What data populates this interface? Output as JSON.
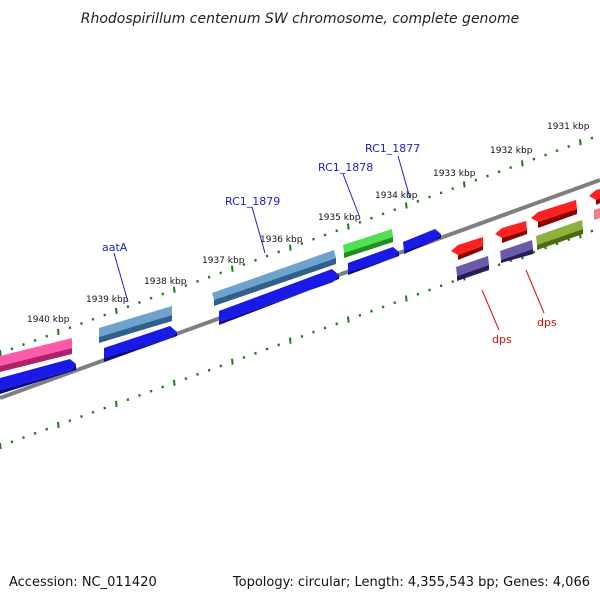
{
  "title": "Rhodospirillum centenum SW chromosome, complete genome",
  "footer": {
    "accession": "Accession: NC_011420",
    "topology": "Topology: circular; Length: 4,355,543 bp; Genes: 4,066"
  },
  "ticks": [
    "1931 kbp",
    "1932 kbp",
    "1933 kbp",
    "1934 kbp",
    "1935 kbp",
    "1936 kbp",
    "1937 kbp",
    "1938 kbp",
    "1939 kbp",
    "1940 kbp"
  ],
  "genes": {
    "rc1_1877": "RC1_1877",
    "rc1_1878": "RC1_1878",
    "rc1_1879": "RC1_1879",
    "aatA": "aatA",
    "dps_1": "dps",
    "dps_2": "dps"
  },
  "colors": {
    "backbone": "#7f7f80",
    "tick": "#1a7a1a",
    "label_blue": "#2020c8",
    "label_red": "#d01010",
    "cds_blue": "#1010e0",
    "steel": "#4682b4",
    "pink": "#e82e8c",
    "green": "#30c030",
    "red": "#e01010",
    "purple": "#4a3a8a",
    "olive": "#6b8e23"
  }
}
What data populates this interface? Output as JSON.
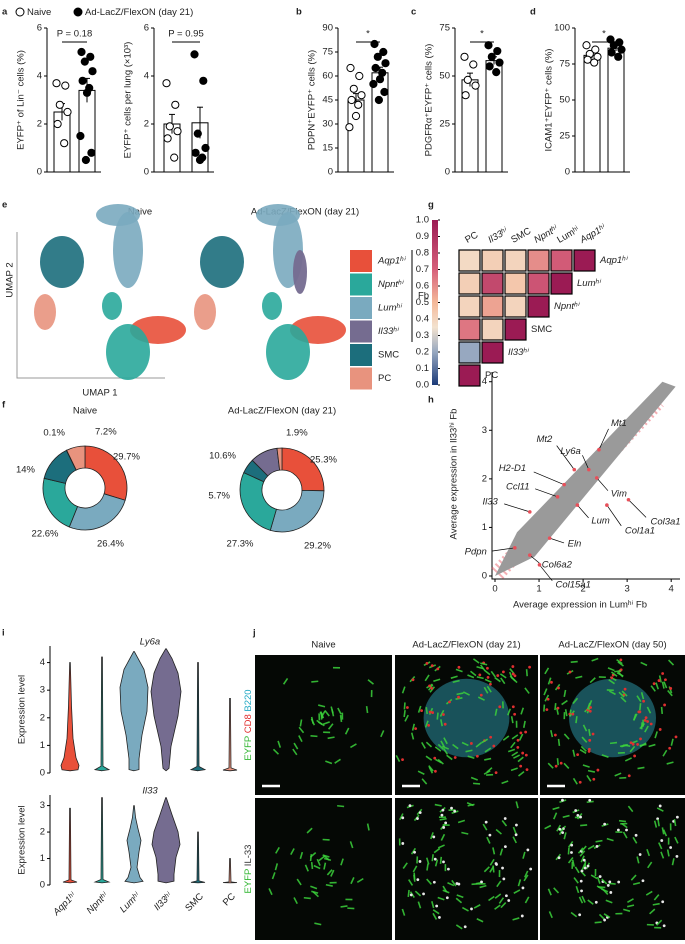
{
  "legend": [
    {
      "label": "Naive",
      "fill": "#ffffff"
    },
    {
      "label": "Ad-LacZ/FlexON (day 21)",
      "fill": "#000000"
    }
  ],
  "panel_letters": [
    "a",
    "b",
    "c",
    "d",
    "e",
    "f",
    "g",
    "h",
    "i",
    "j"
  ],
  "chart_data": [
    {
      "type": "dotbar",
      "ylabel": "EYFP⁺ of Lin⁻ cells (%)",
      "ylim": [
        0,
        6
      ],
      "yticks": [
        0,
        2,
        4,
        6
      ],
      "annotation": "P = 0.18",
      "groups": [
        {
          "mean": 2.5,
          "sem": 0.35,
          "points": [
            3.7,
            3.6,
            2.8,
            2.5,
            2.0,
            1.2
          ]
        },
        {
          "mean": 3.4,
          "sem": 0.5,
          "points": [
            5.0,
            4.8,
            4.6,
            4.2,
            3.8,
            3.5,
            3.3,
            1.5,
            0.8,
            0.5
          ]
        }
      ]
    },
    {
      "type": "dotbar",
      "ylabel": "EYFP⁺ cells per lung (×10³)",
      "ylim": [
        0,
        6
      ],
      "yticks": [
        0,
        2,
        4,
        6
      ],
      "annotation": "P = 0.95",
      "groups": [
        {
          "mean": 2.0,
          "sem": 0.4,
          "points": [
            3.7,
            2.8,
            1.9,
            1.7,
            1.4,
            0.6
          ]
        },
        {
          "mean": 2.05,
          "sem": 0.65,
          "points": [
            4.9,
            3.8,
            1.6,
            1.0,
            0.8,
            0.6,
            0.5
          ]
        }
      ]
    },
    {
      "type": "dotbar",
      "ylabel": "PDPN⁺EYFP⁺ cells (%)",
      "ylim": [
        0,
        90
      ],
      "yticks": [
        0,
        15,
        30,
        45,
        60,
        75,
        90
      ],
      "annotation": "*",
      "groups": [
        {
          "mean": 45,
          "sem": 4,
          "points": [
            65,
            60,
            52,
            48,
            45,
            42,
            35,
            28
          ]
        },
        {
          "mean": 62,
          "sem": 3.5,
          "points": [
            80,
            75,
            72,
            68,
            65,
            62,
            58,
            55,
            50,
            45
          ]
        }
      ]
    },
    {
      "type": "dotbar",
      "ylabel": "PDGFRα⁺EYFP⁺ cells (%)",
      "ylim": [
        0,
        75
      ],
      "yticks": [
        0,
        25,
        50,
        75
      ],
      "annotation": "*",
      "groups": [
        {
          "mean": 48,
          "sem": 3.5,
          "points": [
            60,
            56,
            48,
            45,
            40
          ]
        },
        {
          "mean": 58,
          "sem": 2,
          "points": [
            66,
            63,
            60,
            57,
            55,
            52
          ]
        }
      ]
    },
    {
      "type": "dotbar",
      "ylabel": "ICAM1⁺EYFP⁺ cells (%)",
      "ylim": [
        0,
        100
      ],
      "yticks": [
        0,
        25,
        50,
        75,
        100
      ],
      "annotation": "*",
      "groups": [
        {
          "mean": 81,
          "sem": 2,
          "points": [
            88,
            85,
            82,
            80,
            78,
            76
          ]
        },
        {
          "mean": 86,
          "sem": 2,
          "points": [
            92,
            90,
            88,
            85,
            83,
            80
          ]
        }
      ]
    },
    {
      "type": "umap",
      "titles": [
        "Naive",
        "Ad-LacZ/FlexON (day 21)"
      ],
      "xlabel": "UMAP 1",
      "ylabel": "UMAP 2",
      "categories": [
        "Aqp1ʰⁱ",
        "Npntʰⁱ",
        "Lumʰⁱ",
        "Il33ʰⁱ",
        "SMC",
        "PC"
      ],
      "colors": [
        "#e8503a",
        "#2aa89b",
        "#7aaabf",
        "#756c90",
        "#1c6e7c",
        "#e8937e"
      ],
      "group_label": "Fb"
    },
    {
      "type": "heatmap",
      "columns": [
        "PC",
        "Il33ʰⁱ",
        "SMC",
        "Npntʰⁱ",
        "Lumʰⁱ",
        "Aqp1ʰⁱ"
      ],
      "rows": [
        "Aqp1ʰⁱ",
        "Lumʰⁱ",
        "Npntʰⁱ",
        "SMC",
        "Il33ʰⁱ",
        "PC"
      ],
      "values": [
        [
          0.38,
          0.42,
          0.4,
          0.6,
          0.72,
          1.0
        ],
        [
          0.42,
          0.8,
          0.45,
          0.75,
          1.0
        ],
        [
          0.4,
          0.55,
          0.4,
          1.0
        ],
        [
          0.65,
          0.4,
          1.0
        ],
        [
          0.2,
          1.0
        ],
        [
          1.0
        ]
      ],
      "clim": [
        0,
        1
      ],
      "cticks": [
        {
          "value": 0,
          "label": "0.0"
        },
        0.1,
        0.2,
        0.3,
        0.4,
        0.5,
        0.6,
        0.7,
        0.8,
        0.9,
        {
          "value": 1,
          "label": "1.0"
        }
      ]
    },
    {
      "type": "donut",
      "colors": [
        "#e8503a",
        "#7aaabf",
        "#2aa89b",
        "#1c6e7c",
        "#756c90",
        "#e8937e"
      ],
      "pies": [
        {
          "title": "Naive",
          "values": [
            29.7,
            26.4,
            22.6,
            14,
            0.1,
            7.2
          ],
          "value_labels": [
            "29.7%",
            "26.4%",
            "22.6%",
            "14%",
            "0.1%",
            "7.2%"
          ]
        },
        {
          "title": "Ad-LacZ/FlexON (day 21)",
          "values": [
            25.3,
            29.2,
            27.3,
            5.7,
            10.6,
            1.9
          ],
          "value_labels": [
            "25.3%",
            "29.2%",
            "27.3%",
            "5.7%",
            "10.6%",
            "1.9%"
          ]
        }
      ]
    },
    {
      "type": "scatter",
      "xlabel": "Average expression in Lumʰⁱ Fb",
      "ylabel": "Average expression in Il33ʰⁱ Fb",
      "xlim": [
        0,
        4.2
      ],
      "ylim": [
        0,
        4.2
      ],
      "xticks": [
        0,
        1,
        2,
        3,
        4
      ],
      "yticks": [
        0,
        1,
        2,
        3,
        4
      ],
      "genes": {
        "labels": [
          "Mt1",
          "Mt2",
          "Ly6a",
          "H2-D1",
          "Ccl11",
          "Vim",
          "Il33",
          "Pdpn",
          "Eln",
          "Lum",
          "Col1a1",
          "Col3a1",
          "Col6a2",
          "Col15a1"
        ],
        "x": [
          2.36,
          1.8,
          2.13,
          1.57,
          1.42,
          2.31,
          0.79,
          0.45,
          1.24,
          1.87,
          2.54,
          3.03,
          0.79,
          1.01
        ],
        "y": [
          2.6,
          2.19,
          2.19,
          1.88,
          1.63,
          2.02,
          1.32,
          0.58,
          0.78,
          1.46,
          1.46,
          1.57,
          0.43,
          0.23
        ]
      }
    },
    {
      "type": "violin",
      "title": "Ly6a",
      "ylabel": "Expression level",
      "ylim": [
        0,
        4.6
      ],
      "yticks": [
        0,
        1,
        2,
        3,
        4
      ],
      "colors": [
        "#e8503a",
        "#2aa89b",
        "#7aaabf",
        "#756c90",
        "#1c6e7c",
        "#e8937e"
      ],
      "values": [
        4.0,
        4.2,
        4.4,
        4.5,
        4.0,
        2.7
      ]
    },
    {
      "type": "violin",
      "title": "Il33",
      "ylabel": "Expression level",
      "ylim": [
        0,
        3.4
      ],
      "yticks": [
        0,
        1,
        2,
        3
      ],
      "categories": [
        "Aqp1ʰⁱ",
        "Npntʰⁱ",
        "Lumʰⁱ",
        "Il33ʰⁱ",
        "SMC",
        "PC"
      ],
      "colors": [
        "#e8503a",
        "#2aa89b",
        "#7aaabf",
        "#756c90",
        "#1c6e7c",
        "#e8937e"
      ],
      "values": [
        2.9,
        3.3,
        3.0,
        3.3,
        2.0,
        1.0
      ]
    }
  ],
  "micrographs": {
    "columns": [
      "Naive",
      "Ad-LacZ/FlexON (day 21)",
      "Ad-LacZ/FlexON (day 50)"
    ],
    "rows": [
      [
        {
          "text": "EYFP",
          "color": "#2fb52f"
        },
        {
          "text": "CD8",
          "color": "#e02828"
        },
        {
          "text": "B220",
          "color": "#22a9c4"
        }
      ],
      [
        {
          "text": "EYFP",
          "color": "#2fb52f"
        },
        {
          "text": "IL-33",
          "color": "#333333"
        }
      ]
    ]
  }
}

⁂

WORK ITEM: State the number of lines in the material above in which the string "ylabel" appears, with no accompanying text.

ANSWER FOR THIS EXERCISE: 9